**Dataset content**
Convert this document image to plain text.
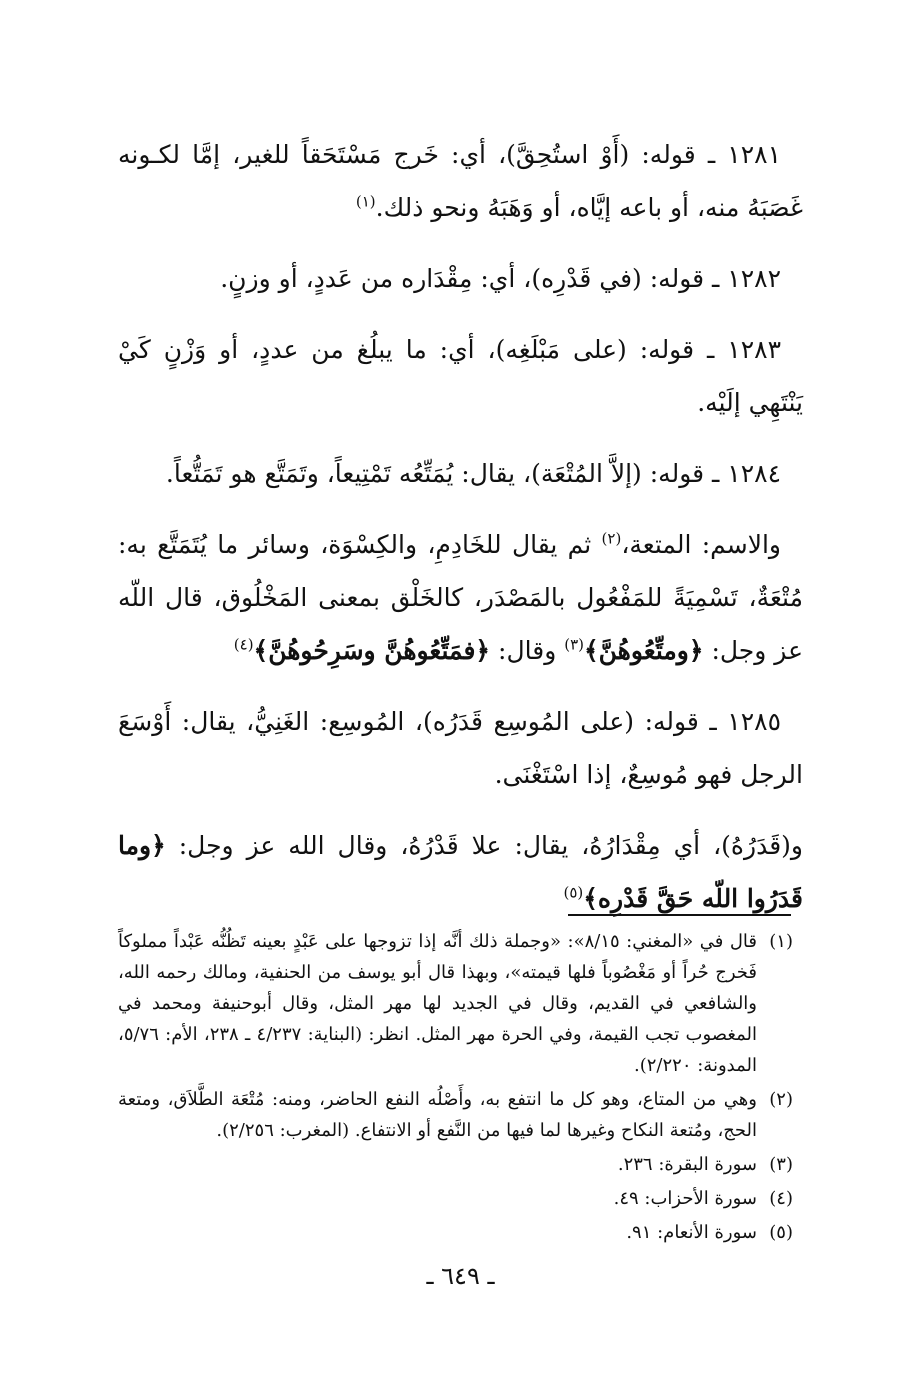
١٢٨١ ـ قوله: (أَوْ استُحِقَّ)، أي: خَرج مَسْتَحَقاً للغير، إمَّا لكـونه غَصَبَهُ منه، أو باعه إيَّاه، أو وَهَبَهُ ونحو ذلك.$^{(١)}$

١٢٨٢ ـ قوله: (في قَدْرِه)، أي: مِقْدَاره من عَددٍ، أو وزنٍ.

١٢٨٣ ـ قوله: (على مَبْلَغِه)، أي: ما يبلُغ من عددٍ، أو وَزْنٍ كَيْ يَنْتَهِي إلَيْه.

١٢٨٤ ـ قوله: (إلاَّ المُتْعَة)، يقال: يُمَتِّعُه تَمْتِيعاً، وتَمَتَّع هو تَمَتُّعاً.

والاسم: المتعة،$^{(٢)}$ ثم يقال للخَادِمِ، والكِسْوَة، وسائر ما يُتَمَتَّع به: مُتْعَةٌ، تَسْمِيَةً للمَفْعُول بالمَصْدَر، كالخَلْق بمعنى المَخْلُوق، قال اللّه عز وجل: ﴿ومتِّعُوهُنَّ﴾$^{(٣)}$ وقال: ﴿فمَتِّعُوهُنَّ وسَرِحُوهُنَّ﴾$^{(٤)}$

١٢٨٥ ـ قوله: (على المُوسِع قَدَرُه)، المُوسِع: الغَنِيُّ، يقال: أَوْسَعَ الرجل فهو مُوسِعٌ، إذا اسْتَغْنَى.

و(قَدَرُهُ)، أي مِقْدَارُهُ، يقال: علا قَدْرُهُ، وقال الله عز وجل: ﴿وما قَدَرُوا اللّه حَقَّ قَدْرِه﴾$^{(٥)}$

(١)
قال في «المغني: ٨/١٥»: «وجملة ذلك أنَّه إذا تزوجها على عَبْدٍ بعينه تَظُنُّه عَبْداً مملوكاً فَخرج حُراً أو مَغْصُوباً فلها قيمته»، وبهذا قال أبو يوسف من الحنفية، ومالك رحمه الله، والشافعي في القديم، وقال في الجديد لها مهر المثل، وقال أبوحنيفة ومحمد في المغصوب تجب القيمة، وفي الحرة مهر المثل. انظر: (البناية: ٤/٢٣٧ ـ ٢٣٨، الأم: ٥/٧٦، المدونة: ٢/٢٢٠).
(٢)
وهي من المتاع، وهو كل ما انتفع به، وأَصْلُه النفع الحاضر، ومنه: مُتْعَة الطَّلاَق، ومتعة الحج، ومُتعة النكاح وغيرها لما فيها من النَّفع أو الانتفاع. (المغرب: ٢/٢٥٦).
(٣)
سورة البقرة: ٢٣٦.
(٤)
سورة الأحزاب: ٤٩.
(٥)
سورة الأنعام: ٩١.
ـ ٦٤٩ ـ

**Directions for this task**
Print every entry exactly as written, without the pictures.

**In response**
Convert this document image to plain text.
١٢٨١ ـ قوله: (أَوْ استُحِقَّ)، أي: خَرج مَسْتَحَقاً للغير، إمَّا لكـونه غَصَبَهُ منه، أو باعه إيَّاه، أو وَهَبَهُ ونحو ذلك.$^{(١)}$

١٢٨٢ ـ قوله: (في قَدْرِه)، أي: مِقْدَاره من عَددٍ، أو وزنٍ.

١٢٨٣ ـ قوله: (على مَبْلَغِه)، أي: ما يبلُغ من عددٍ، أو وَزْنٍ كَيْ يَنْتَهِي إلَيْه.

١٢٨٤ ـ قوله: (إلاَّ المُتْعَة)، يقال: يُمَتِّعُه تَمْتِيعاً، وتَمَتَّع هو تَمَتُّعاً.

والاسم: المتعة،$^{(٢)}$ ثم يقال للخَادِمِ، والكِسْوَة، وسائر ما يُتَمَتَّع به: مُتْعَةٌ، تَسْمِيَةً للمَفْعُول بالمَصْدَر، كالخَلْق بمعنى المَخْلُوق، قال اللّه عز وجل: ﴿ومتِّعُوهُنَّ﴾$^{(٣)}$ وقال: ﴿فمَتِّعُوهُنَّ وسَرِحُوهُنَّ﴾$^{(٤)}$

١٢٨٥ ـ قوله: (على المُوسِع قَدَرُه)، المُوسِع: الغَنِيُّ، يقال: أَوْسَعَ الرجل فهو مُوسِعٌ، إذا اسْتَغْنَى.

و(قَدَرُهُ)، أي مِقْدَارُهُ، يقال: علا قَدْرُهُ، وقال الله عز وجل: ﴿وما قَدَرُوا اللّه حَقَّ قَدْرِه﴾$^{(٥)}$

(١)
قال في «المغني: ٨/١٥»: «وجملة ذلك أنَّه إذا تزوجها على عَبْدٍ بعينه تَظُنُّه عَبْداً مملوكاً فَخرج حُراً أو مَغْصُوباً فلها قيمته»، وبهذا قال أبو يوسف من الحنفية، ومالك رحمه الله، والشافعي في القديم، وقال في الجديد لها مهر المثل، وقال أبوحنيفة ومحمد في المغصوب تجب القيمة، وفي الحرة مهر المثل. انظر: (البناية: ٤/٢٣٧ ـ ٢٣٨، الأم: ٥/٧٦، المدونة: ٢/٢٢٠).
(٢)
وهي من المتاع، وهو كل ما انتفع به، وأَصْلُه النفع الحاضر، ومنه: مُتْعَة الطَّلاَق، ومتعة الحج، ومُتعة النكاح وغيرها لما فيها من النَّفع أو الانتفاع. (المغرب: ٢/٢٥٦).
(٣)
سورة البقرة: ٢٣٦.
(٤)
سورة الأحزاب: ٤٩.
(٥)
سورة الأنعام: ٩١.
ـ ٦٤٩ ـ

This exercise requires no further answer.